[Task to complete] Reproduce the listing below exactly, minus its pictures.

** start of Records supplied **

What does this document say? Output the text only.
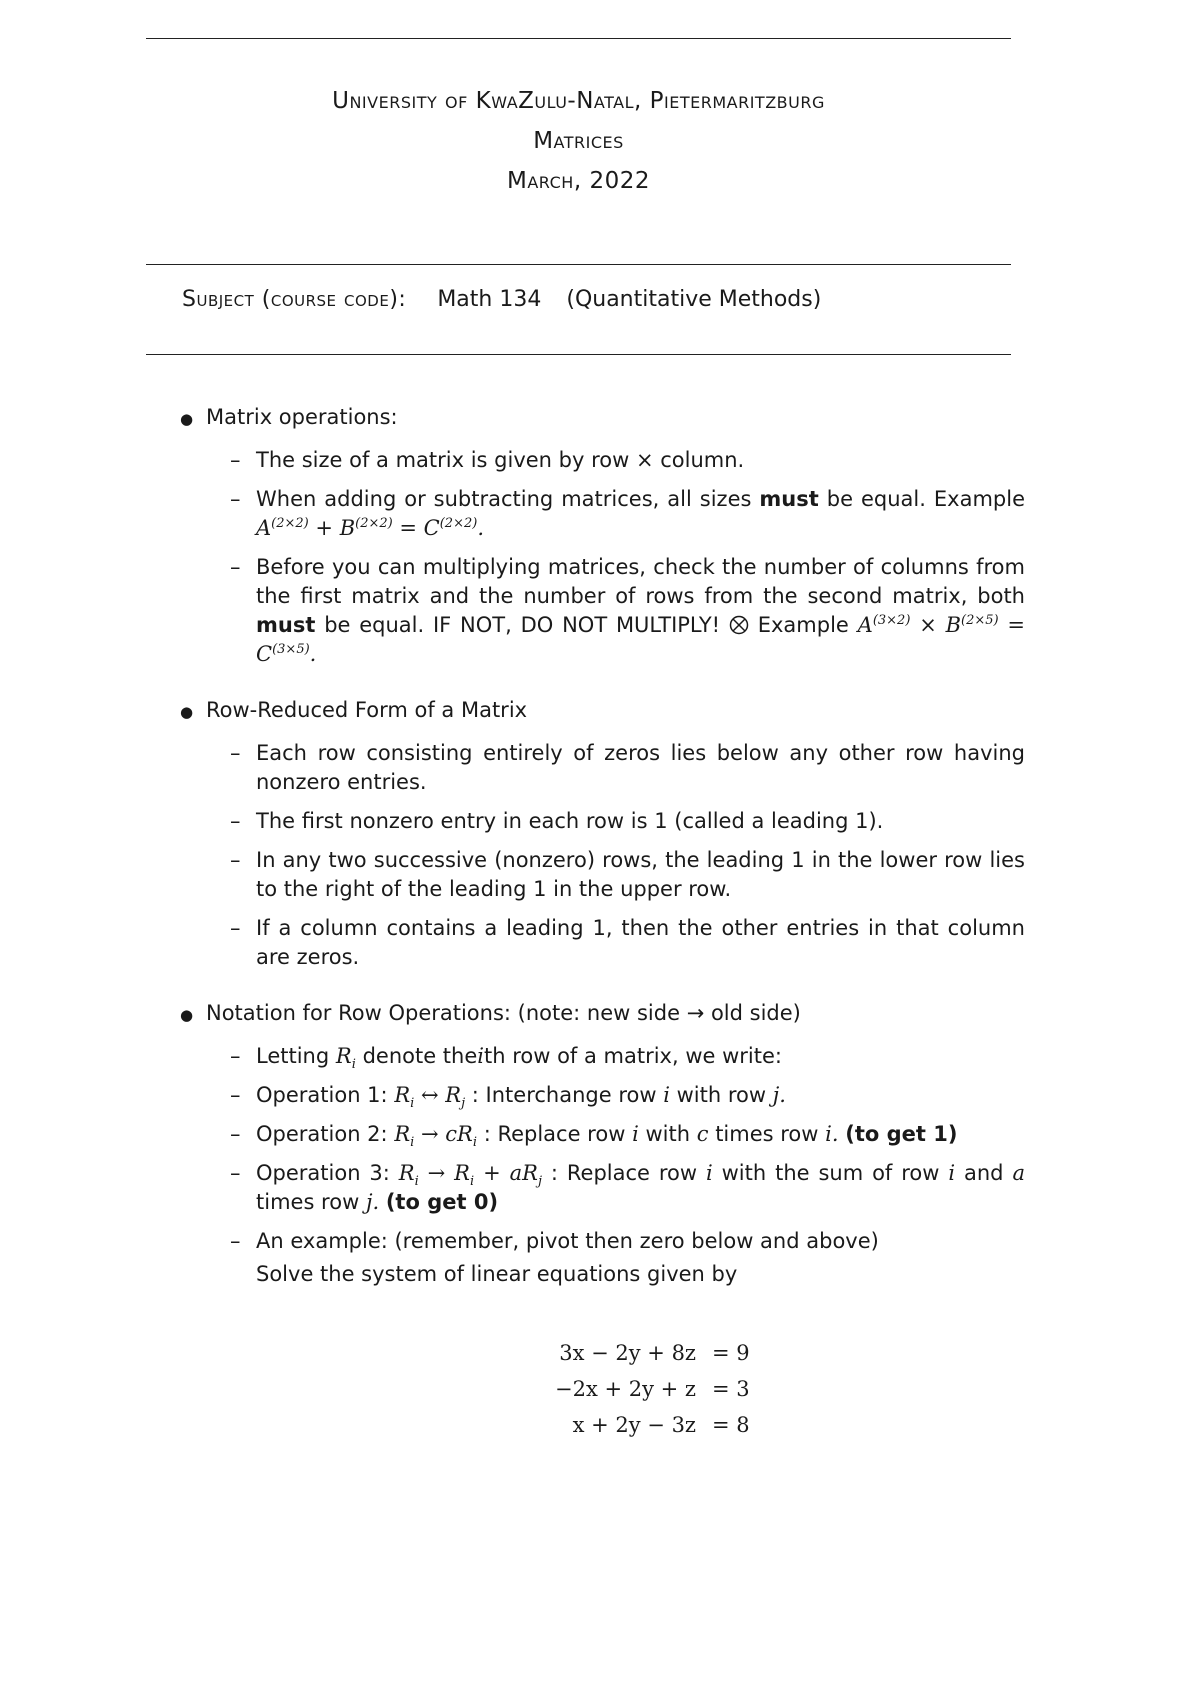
University of KwaZulu-Natal, Pietermaritzburg
Matrices
March, 2022
Subject (course code): Math 134 (Quantitative Methods)
● Matrix operations:
– The size of a matrix is given by row × column.
– When adding or subtracting matrices, all sizes must be equal. Example $A^{(2\times 2)} + B^{(2\times 2)} = C^{(2\times 2)}$.
– Before you can multiplying matrices, check the number of columns from the first matrix and the number of rows from the second matrix, both must be equal. IF NOT, DO NOT MULTIPLY! Example $A^{(3\times 2)} \times B^{(2\times 5)} = C^{(3\times 5)}$.
● Row-Reduced Form of a Matrix
– Each row consisting entirely of zeros lies below any other row having nonzero entries.
– The first nonzero entry in each row is 1 (called a leading 1).
– In any two successive (nonzero) rows, the leading 1 in the lower row lies to the right of the leading 1 in the upper row.
– If a column contains a leading 1, then the other entries in that column are zeros.
● Notation for Row Operations: (note: new side → old side)
– Letting $R_i$ denote theith row of a matrix, we write:
– Operation 1: $R_i$ ↔ $R_j$ : Interchange row i with row j.
– Operation 2: $R_i \to cR_i$ : Replace row i with c times row i. (to get 1)
– Operation 3: $R_i \to R_i + aR_j$ : Replace row i with the sum of row i and a times row j. (to get 0)
– An example: (remember, pivot then zero below and above)
Solve the system of linear equations given by
3x − 2y + 8z = 9
−2x + 2y + z = 3
x + 2y − 3z = 8
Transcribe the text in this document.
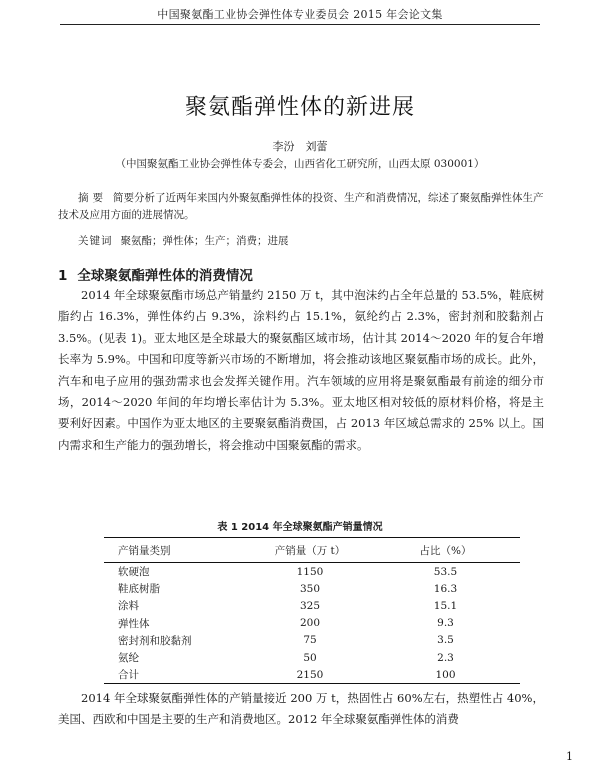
中国聚氨酯工业协会弹性体专业委员会 2015 年会论文集
聚氨酯弹性体的新进展
李汾　刘蕾
（中国聚氨酯工业协会弹性体专委会，山西省化工研究所，山西太原 030001）
摘要 简要分析了近两年来国内外聚氨酯弹性体的投资、生产和消费情况，综述了聚氨酯弹性体生产技术及应用方面的进展情况。
关键词 聚氨酯；弹性体；生产；消费；进展
1 全球聚氨酯弹性体的消费情况

2014 年全球聚氨酯市场总产销量约 2150 万 t，其中泡沫约占全年总量的 53.5%，鞋底树脂约占 16.3%，弹性体约占 9.3%，涂料约占 15.1%，氨纶约占 2.3%，密封剂和胶黏剂占 3.5%。(见表 1)。亚太地区是全球最大的聚氨酯区域市场，估计其 2014～2020 年的复合年增长率为 5.9%。中国和印度等新兴市场的不断增加，将会推动该地区聚氨酯市场的成长。此外，汽车和电子应用的强劲需求也会发挥关键作用。汽车领域的应用将是聚氨酯最有前途的细分市场，2014～2020 年间的年均增长率估计为 5.3%。亚太地区相对较低的原材料价格，将是主要利好因素。中国作为亚太地区的主要聚氨酯消费国，占 2013 年区域总需求的 25% 以上。国内需求和生产能力的强劲增长，将会推动中国聚氨酯的需求。

表 1 2014 年全球聚氨酯产销量情况
产销量类别	产销量（万 t）	占比（%）
软硬泡	1150	53.5
鞋底树脂	350	16.3
涂料	325	15.1
弹性体	200	9.3
密封剂和胶黏剂	75	3.5
氨纶	50	2.3
合计	2150	100

2014 年全球聚氨酯弹性体的产销量接近 200 万 t，热固性占 60%左右，热塑性占 40%，美国、西欧和中国是主要的生产和消费地区。2012 年全球聚氨酯弹性体的消费

1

** end of Records supplied **

[Answer to this exercise]
What does this document say? Output the text only.
University of KwaZulu-Natal, Pietermaritzburg
Matrices
March, 2022
Subject (course code): Math 134 (Quantitative Methods)
● Matrix operations:
– The size of a matrix is given by row × column.
– When adding or subtracting matrices, all sizes must be equal. Example $A^{(2\times 2)} + B^{(2\times 2)} = C^{(2\times 2)}$.
– Before you can multiplying matrices, check the number of columns from the first matrix and the number of rows from the second matrix, both must be equal. IF NOT, DO NOT MULTIPLY! Example $A^{(3\times 2)} \times B^{(2\times 5)} = C^{(3\times 5)}$.
● Row-Reduced Form of a Matrix
– Each row consisting entirely of zeros lies below any other row having nonzero entries.
– The first nonzero entry in each row is 1 (called a leading 1).
– In any two successive (nonzero) rows, the leading 1 in the lower row lies to the right of the leading 1 in the upper row.
– If a column contains a leading 1, then the other entries in that column are zeros.
● Notation for Row Operations: (note: new side → old side)
– Letting $R_i$ denote theith row of a matrix, we write:
– Operation 1: $R_i$ ↔ $R_j$ : Interchange row i with row j.
– Operation 2: $R_i \to cR_i$ : Replace row i with c times row i. (to get 1)
– Operation 3: $R_i \to R_i + aR_j$ : Replace row i with the sum of row i and a times row j. (to get 0)
– An example: (remember, pivot then zero below and above)
Solve the system of linear equations given by
3x − 2y + 8z = 9
−2x + 2y + z = 3
x + 2y − 3z = 8
Transcribe the text in this document.
中国聚氨酯工业协会弹性体专业委员会 2015 年会论文集
聚氨酯弹性体的新进展
李汾　刘蕾
（中国聚氨酯工业协会弹性体专委会，山西省化工研究所，山西太原 030001）
摘要 简要分析了近两年来国内外聚氨酯弹性体的投资、生产和消费情况，综述了聚氨酯弹性体生产技术及应用方面的进展情况。
关键词 聚氨酯；弹性体；生产；消费；进展
1 全球聚氨酯弹性体的消费情况

2014 年全球聚氨酯市场总产销量约 2150 万 t，其中泡沫约占全年总量的 53.5%，鞋底树脂约占 16.3%，弹性体约占 9.3%，涂料约占 15.1%，氨纶约占 2.3%，密封剂和胶黏剂占 3.5%。(见表 1)。亚太地区是全球最大的聚氨酯区域市场，估计其 2014～2020 年的复合年增长率为 5.9%。中国和印度等新兴市场的不断增加，将会推动该地区聚氨酯市场的成长。此外，汽车和电子应用的强劲需求也会发挥关键作用。汽车领域的应用将是聚氨酯最有前途的细分市场，2014～2020 年间的年均增长率估计为 5.3%。亚太地区相对较低的原材料价格，将是主要利好因素。中国作为亚太地区的主要聚氨酯消费国，占 2013 年区域总需求的 25% 以上。国内需求和生产能力的强劲增长，将会推动中国聚氨酯的需求。

表 1 2014 年全球聚氨酯产销量情况
产销量类别	产销量（万 t）	占比（%）
软硬泡	1150	53.5
鞋底树脂	350	16.3
涂料	325	15.1
弹性体	200	9.3
密封剂和胶黏剂	75	3.5
氨纶	50	2.3
合计	2150	100

2014 年全球聚氨酯弹性体的产销量接近 200 万 t，热固性占 60%左右，热塑性占 40%，美国、西欧和中国是主要的生产和消费地区。2012 年全球聚氨酯弹性体的消费

1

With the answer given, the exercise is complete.